Provided data -
* begin *
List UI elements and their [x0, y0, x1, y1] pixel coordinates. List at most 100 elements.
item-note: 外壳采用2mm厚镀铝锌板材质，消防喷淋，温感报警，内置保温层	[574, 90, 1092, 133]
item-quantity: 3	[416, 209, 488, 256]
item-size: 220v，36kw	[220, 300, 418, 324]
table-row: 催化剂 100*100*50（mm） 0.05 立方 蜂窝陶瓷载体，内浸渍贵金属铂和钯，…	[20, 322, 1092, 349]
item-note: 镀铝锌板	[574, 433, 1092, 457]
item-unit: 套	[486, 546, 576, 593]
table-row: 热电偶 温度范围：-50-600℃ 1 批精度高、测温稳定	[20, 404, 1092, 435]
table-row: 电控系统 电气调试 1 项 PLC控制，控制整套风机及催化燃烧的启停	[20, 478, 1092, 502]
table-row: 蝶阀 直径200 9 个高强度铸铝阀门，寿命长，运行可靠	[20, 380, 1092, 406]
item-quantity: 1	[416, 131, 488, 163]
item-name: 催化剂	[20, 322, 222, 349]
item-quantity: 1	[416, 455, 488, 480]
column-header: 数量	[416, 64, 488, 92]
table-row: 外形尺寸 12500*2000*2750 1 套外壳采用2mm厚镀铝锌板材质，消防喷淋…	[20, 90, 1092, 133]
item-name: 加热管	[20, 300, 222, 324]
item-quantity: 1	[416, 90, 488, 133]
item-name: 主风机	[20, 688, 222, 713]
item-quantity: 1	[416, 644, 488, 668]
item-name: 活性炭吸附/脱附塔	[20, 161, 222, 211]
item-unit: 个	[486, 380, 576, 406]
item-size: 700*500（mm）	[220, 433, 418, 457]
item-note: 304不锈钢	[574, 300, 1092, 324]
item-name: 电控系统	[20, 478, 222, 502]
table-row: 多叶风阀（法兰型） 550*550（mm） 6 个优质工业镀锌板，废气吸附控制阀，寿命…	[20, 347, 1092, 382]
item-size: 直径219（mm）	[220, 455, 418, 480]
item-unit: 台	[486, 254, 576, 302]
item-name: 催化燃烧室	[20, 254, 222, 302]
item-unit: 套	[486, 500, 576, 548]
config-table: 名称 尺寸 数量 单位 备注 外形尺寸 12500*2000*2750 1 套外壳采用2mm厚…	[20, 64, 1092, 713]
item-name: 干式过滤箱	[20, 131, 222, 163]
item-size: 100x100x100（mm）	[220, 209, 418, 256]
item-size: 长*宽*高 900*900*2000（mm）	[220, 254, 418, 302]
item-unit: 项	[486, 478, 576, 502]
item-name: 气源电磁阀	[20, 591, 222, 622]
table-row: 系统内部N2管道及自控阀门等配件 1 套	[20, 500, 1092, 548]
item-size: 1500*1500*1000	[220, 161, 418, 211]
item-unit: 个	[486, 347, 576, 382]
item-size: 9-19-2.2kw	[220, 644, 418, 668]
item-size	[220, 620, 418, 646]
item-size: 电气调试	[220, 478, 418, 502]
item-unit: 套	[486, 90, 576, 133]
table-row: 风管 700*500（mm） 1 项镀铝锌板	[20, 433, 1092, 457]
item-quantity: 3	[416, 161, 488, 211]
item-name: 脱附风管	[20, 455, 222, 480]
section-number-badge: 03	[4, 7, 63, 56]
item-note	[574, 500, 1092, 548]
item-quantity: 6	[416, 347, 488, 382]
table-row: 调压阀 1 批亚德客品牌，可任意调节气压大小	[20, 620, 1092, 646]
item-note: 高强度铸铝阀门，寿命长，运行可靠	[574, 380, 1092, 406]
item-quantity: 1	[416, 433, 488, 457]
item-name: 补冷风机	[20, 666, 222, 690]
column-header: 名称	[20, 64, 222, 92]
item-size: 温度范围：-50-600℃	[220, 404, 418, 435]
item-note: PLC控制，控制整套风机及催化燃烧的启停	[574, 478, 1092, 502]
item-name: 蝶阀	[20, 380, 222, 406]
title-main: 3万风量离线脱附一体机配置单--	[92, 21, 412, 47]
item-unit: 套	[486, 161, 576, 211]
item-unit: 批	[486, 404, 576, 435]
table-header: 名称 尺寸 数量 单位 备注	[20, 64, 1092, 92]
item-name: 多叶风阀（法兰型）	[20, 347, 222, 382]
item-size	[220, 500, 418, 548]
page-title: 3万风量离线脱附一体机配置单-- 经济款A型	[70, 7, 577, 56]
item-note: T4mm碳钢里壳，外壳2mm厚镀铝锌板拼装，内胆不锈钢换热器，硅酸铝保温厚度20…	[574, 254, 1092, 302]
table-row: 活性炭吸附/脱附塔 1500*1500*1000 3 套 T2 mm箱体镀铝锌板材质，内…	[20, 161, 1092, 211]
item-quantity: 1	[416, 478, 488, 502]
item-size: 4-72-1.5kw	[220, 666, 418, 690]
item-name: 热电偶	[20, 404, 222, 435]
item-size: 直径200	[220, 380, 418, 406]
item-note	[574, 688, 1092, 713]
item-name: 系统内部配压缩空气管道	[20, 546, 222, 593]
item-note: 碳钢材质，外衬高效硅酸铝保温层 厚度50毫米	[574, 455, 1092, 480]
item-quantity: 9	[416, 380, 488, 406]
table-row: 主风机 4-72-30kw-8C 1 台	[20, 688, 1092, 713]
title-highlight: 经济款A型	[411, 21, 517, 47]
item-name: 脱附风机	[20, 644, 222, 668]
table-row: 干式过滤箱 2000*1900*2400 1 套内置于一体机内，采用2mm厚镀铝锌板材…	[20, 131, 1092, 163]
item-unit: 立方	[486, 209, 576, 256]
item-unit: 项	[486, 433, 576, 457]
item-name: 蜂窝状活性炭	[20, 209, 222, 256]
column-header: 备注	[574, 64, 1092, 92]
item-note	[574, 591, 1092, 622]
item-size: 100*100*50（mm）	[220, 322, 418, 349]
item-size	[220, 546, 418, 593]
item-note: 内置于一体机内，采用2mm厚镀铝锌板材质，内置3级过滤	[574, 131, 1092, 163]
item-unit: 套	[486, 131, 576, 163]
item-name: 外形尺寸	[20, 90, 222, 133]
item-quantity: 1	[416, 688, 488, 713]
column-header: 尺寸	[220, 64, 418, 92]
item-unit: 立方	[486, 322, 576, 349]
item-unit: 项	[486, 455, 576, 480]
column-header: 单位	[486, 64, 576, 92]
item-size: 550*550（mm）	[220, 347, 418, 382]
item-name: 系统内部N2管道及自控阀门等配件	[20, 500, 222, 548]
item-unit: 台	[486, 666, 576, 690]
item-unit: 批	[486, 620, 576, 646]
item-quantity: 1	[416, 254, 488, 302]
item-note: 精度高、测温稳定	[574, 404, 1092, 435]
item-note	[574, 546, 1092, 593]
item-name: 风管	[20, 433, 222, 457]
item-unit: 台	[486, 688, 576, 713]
* end *
What is being asked -
Render the stretch of the listing above, from its first line through the line containing "300, 418, 324]", as a Markdown table with the columns Row and Line, giving each line its own numbered row and omitting blank lines.

The result -
| Row | Line |
|---|---|
| 1 | List UI elements and their [x0, y0, x1, y1] pixel coordinates. List at most 100 elements. |
| 2 | item-note: 外壳采用2mm厚镀铝锌板材质，消防喷淋，温感报警，内置保温层	[574, 90, 1092, 133] |
| 3 | item-quantity: 3	[416, 209, 488, 256] |
| 4 | item-size: 220v，36kw	[220, 300, 418, 324] |